Find the lines below that contain the string "page". Copy each one.

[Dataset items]
>> BEGIN
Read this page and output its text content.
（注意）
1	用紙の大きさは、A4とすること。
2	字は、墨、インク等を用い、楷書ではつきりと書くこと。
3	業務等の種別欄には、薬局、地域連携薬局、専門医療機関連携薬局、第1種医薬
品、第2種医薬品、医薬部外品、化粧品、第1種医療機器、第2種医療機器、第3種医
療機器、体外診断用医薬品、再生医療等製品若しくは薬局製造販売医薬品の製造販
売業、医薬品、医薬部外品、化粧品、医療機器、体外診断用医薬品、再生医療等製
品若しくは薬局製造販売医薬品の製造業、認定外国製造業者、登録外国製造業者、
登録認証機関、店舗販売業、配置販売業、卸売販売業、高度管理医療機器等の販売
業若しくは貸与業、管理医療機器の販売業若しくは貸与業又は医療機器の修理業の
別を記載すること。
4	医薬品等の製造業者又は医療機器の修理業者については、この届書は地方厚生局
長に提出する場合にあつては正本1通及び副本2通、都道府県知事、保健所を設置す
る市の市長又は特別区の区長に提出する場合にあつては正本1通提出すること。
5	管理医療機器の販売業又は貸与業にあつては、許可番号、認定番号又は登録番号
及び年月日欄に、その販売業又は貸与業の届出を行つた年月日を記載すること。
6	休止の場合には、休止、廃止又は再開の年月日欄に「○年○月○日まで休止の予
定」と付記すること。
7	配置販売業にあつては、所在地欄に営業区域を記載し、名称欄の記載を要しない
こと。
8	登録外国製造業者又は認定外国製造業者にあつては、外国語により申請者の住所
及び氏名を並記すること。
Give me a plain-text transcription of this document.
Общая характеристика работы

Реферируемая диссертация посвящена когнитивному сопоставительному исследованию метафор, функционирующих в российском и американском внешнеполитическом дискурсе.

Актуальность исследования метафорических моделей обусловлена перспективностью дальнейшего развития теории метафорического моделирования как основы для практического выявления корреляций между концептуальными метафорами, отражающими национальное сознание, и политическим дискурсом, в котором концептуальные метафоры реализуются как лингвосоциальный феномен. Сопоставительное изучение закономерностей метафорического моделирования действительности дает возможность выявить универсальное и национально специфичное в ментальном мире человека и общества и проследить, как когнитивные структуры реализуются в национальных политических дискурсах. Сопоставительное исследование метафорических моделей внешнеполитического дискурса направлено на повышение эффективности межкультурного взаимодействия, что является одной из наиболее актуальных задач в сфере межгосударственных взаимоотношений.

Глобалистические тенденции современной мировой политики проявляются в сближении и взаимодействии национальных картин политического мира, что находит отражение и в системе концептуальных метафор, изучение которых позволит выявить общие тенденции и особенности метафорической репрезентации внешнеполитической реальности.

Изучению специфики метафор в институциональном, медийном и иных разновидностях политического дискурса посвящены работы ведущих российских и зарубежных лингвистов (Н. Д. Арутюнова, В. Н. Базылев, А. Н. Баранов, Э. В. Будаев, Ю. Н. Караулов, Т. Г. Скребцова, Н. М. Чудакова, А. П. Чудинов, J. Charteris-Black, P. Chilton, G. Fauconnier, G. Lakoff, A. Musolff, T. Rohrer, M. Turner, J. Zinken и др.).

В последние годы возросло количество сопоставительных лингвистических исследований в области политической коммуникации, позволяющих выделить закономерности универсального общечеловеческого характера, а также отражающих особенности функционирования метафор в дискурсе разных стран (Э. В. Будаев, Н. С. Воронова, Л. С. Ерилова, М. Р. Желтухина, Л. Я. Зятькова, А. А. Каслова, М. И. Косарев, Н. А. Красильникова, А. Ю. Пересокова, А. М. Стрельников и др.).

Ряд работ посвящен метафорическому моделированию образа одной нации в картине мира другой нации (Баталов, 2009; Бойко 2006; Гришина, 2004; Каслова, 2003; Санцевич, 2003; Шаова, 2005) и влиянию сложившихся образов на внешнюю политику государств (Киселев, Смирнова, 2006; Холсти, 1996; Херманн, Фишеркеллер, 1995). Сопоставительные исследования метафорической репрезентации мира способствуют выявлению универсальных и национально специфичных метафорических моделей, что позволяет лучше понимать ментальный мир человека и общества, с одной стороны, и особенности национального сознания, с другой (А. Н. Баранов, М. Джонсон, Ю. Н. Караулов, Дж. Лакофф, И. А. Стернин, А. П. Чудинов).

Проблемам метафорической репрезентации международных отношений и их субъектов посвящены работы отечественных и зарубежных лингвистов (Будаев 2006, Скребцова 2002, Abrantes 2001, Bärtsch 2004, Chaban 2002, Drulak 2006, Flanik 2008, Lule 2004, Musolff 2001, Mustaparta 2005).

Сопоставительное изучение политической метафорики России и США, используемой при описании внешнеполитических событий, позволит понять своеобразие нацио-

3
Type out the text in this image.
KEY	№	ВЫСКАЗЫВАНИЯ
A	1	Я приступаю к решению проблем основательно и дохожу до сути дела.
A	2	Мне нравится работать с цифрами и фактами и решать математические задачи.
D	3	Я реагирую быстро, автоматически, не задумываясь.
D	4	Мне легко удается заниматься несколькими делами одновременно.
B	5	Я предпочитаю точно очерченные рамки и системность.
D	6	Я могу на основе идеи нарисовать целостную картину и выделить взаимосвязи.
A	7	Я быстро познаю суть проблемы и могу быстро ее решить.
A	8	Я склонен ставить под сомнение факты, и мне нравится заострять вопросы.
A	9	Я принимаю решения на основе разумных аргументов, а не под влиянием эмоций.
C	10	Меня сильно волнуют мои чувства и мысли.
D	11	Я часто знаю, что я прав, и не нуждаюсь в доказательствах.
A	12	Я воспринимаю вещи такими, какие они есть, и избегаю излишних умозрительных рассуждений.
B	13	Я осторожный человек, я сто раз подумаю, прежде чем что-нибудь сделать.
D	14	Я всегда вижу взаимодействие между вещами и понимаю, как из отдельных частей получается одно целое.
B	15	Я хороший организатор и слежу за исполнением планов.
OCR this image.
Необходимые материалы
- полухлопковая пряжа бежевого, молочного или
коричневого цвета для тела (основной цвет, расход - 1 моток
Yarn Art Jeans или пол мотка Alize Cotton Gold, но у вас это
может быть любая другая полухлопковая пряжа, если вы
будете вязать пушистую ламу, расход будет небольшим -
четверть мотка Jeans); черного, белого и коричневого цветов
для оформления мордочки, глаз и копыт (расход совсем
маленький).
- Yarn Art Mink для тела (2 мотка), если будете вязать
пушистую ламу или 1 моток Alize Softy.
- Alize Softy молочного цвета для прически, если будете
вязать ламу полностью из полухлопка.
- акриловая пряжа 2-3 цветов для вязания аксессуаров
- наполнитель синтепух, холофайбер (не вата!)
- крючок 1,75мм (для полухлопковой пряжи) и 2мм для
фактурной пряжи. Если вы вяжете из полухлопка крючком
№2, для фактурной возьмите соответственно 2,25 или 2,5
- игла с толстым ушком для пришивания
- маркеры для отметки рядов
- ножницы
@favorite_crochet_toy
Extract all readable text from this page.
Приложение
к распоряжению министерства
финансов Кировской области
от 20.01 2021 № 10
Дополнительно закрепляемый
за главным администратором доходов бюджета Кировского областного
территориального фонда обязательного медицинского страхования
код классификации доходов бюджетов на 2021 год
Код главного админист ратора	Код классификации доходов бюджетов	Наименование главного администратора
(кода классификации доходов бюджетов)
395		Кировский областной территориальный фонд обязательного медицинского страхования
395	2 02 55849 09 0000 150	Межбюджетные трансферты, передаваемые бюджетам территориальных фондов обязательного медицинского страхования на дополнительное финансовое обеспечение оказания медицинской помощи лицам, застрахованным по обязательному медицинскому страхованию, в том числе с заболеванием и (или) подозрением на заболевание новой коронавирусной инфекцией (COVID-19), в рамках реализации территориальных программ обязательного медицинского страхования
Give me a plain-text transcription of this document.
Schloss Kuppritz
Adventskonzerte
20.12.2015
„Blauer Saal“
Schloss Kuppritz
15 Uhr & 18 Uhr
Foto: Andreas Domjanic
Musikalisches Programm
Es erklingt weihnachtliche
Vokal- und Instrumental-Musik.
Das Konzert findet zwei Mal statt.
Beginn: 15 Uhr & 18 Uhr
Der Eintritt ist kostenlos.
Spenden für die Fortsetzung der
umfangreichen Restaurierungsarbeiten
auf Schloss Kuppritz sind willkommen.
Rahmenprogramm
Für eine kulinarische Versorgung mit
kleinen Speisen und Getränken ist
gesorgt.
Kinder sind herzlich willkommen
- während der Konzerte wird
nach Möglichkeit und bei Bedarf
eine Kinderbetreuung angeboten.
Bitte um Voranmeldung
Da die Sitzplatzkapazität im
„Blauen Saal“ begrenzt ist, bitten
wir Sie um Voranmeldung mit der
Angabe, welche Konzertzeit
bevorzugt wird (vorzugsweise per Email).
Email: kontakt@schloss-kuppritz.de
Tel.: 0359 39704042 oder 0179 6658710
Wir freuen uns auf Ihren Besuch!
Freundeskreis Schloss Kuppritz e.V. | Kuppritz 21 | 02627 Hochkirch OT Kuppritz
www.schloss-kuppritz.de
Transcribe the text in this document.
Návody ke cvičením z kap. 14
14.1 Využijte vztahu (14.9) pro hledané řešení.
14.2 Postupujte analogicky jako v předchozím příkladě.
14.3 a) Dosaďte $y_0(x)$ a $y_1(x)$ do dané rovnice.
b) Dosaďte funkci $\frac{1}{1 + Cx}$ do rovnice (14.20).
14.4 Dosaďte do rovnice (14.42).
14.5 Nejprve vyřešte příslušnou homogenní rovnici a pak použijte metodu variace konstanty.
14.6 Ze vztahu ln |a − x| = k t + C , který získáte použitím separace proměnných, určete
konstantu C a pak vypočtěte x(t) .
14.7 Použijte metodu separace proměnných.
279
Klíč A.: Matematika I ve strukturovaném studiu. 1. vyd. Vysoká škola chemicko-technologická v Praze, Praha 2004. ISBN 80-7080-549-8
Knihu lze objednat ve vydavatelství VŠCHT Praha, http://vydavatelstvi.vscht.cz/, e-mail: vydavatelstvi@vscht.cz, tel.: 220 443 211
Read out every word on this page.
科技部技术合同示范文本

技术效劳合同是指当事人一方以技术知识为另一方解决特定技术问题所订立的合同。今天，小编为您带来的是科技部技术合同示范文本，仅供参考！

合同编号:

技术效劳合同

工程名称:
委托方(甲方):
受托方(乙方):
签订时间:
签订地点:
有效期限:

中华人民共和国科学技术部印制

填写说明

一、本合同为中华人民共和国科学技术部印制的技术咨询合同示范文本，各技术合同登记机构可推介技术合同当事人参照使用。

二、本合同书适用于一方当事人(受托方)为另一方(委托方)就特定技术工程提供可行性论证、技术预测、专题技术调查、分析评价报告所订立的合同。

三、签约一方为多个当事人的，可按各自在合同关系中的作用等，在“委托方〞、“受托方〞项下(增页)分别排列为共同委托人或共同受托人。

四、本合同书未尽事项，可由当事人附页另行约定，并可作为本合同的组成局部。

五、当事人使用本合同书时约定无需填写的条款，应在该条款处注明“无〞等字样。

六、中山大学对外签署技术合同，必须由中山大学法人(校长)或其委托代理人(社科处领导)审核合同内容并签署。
>> END
● Answer for the task
Read this page and output its text content.
Extract all readable text from this page.
Read out every word on this page.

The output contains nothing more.